[Data records]
──────────

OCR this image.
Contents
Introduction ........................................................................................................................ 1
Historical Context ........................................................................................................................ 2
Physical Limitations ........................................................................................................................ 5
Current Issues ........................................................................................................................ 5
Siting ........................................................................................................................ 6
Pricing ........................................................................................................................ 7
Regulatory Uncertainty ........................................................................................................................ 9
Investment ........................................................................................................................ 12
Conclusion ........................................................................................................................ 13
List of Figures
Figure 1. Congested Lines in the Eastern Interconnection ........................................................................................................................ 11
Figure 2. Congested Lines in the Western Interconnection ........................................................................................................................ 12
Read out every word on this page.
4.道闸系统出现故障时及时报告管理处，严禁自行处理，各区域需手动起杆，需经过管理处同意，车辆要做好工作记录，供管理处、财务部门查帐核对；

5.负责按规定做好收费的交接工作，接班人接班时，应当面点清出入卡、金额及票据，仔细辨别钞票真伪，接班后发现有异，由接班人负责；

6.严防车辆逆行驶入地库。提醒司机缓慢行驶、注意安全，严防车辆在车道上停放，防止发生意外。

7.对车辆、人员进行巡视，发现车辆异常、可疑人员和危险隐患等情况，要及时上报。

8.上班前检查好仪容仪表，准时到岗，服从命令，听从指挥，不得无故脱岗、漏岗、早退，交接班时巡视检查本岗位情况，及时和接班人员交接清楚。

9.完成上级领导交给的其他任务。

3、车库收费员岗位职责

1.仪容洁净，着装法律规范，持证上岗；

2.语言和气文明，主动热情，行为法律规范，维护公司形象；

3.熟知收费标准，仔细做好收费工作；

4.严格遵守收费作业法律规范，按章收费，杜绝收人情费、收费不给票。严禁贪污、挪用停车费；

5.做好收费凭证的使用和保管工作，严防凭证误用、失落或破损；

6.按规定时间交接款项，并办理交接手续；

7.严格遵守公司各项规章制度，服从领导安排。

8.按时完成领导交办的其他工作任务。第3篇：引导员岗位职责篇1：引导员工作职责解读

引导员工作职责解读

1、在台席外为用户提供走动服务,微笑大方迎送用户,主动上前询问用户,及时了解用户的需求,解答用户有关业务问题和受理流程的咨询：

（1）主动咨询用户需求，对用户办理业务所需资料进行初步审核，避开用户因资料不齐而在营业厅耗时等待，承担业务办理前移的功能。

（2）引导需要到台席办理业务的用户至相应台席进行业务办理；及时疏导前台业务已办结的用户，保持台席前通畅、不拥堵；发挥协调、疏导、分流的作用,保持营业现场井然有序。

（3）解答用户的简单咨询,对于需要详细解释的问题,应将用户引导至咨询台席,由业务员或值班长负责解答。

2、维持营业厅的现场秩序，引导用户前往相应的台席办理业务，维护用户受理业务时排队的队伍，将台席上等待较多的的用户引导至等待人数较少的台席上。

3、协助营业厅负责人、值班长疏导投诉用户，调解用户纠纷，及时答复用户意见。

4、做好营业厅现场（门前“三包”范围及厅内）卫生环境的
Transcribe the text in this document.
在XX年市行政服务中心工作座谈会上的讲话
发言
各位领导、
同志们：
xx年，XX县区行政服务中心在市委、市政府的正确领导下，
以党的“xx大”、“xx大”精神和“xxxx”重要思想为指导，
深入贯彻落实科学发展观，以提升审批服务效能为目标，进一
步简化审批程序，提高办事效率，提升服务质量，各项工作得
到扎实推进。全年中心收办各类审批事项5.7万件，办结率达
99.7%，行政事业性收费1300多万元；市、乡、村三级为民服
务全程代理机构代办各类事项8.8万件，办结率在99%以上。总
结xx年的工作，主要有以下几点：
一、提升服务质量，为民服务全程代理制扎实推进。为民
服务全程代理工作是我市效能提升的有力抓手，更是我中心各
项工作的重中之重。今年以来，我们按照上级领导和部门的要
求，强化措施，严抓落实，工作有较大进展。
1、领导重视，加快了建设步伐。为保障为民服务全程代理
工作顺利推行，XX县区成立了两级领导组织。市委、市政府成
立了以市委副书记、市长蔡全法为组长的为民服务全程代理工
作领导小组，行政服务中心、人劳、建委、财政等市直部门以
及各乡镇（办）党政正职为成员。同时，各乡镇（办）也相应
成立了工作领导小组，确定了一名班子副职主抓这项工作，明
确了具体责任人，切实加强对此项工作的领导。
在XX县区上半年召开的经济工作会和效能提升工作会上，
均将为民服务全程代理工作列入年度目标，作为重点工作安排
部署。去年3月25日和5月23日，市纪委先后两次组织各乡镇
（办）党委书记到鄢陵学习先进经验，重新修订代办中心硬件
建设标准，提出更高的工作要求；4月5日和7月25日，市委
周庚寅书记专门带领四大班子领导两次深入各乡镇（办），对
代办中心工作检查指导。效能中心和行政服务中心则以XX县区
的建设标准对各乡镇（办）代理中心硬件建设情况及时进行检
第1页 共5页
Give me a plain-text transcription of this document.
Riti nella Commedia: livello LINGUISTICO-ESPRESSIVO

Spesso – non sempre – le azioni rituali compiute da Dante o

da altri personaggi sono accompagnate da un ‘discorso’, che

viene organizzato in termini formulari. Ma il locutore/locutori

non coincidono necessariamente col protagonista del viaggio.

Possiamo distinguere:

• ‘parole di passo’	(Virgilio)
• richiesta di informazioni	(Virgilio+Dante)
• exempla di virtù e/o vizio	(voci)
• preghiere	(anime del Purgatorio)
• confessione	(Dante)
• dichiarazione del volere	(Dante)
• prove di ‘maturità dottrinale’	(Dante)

──────────

### WRITTEN REQUEST
Collect the lines that hold "提升服务质量".

### ANSWER TO THIS PROBLEM
步简化审批程序，提高办事效率，提升服务质量，各项工作得
一、提升服务质量，为民服务全程代理制扎实推进。为民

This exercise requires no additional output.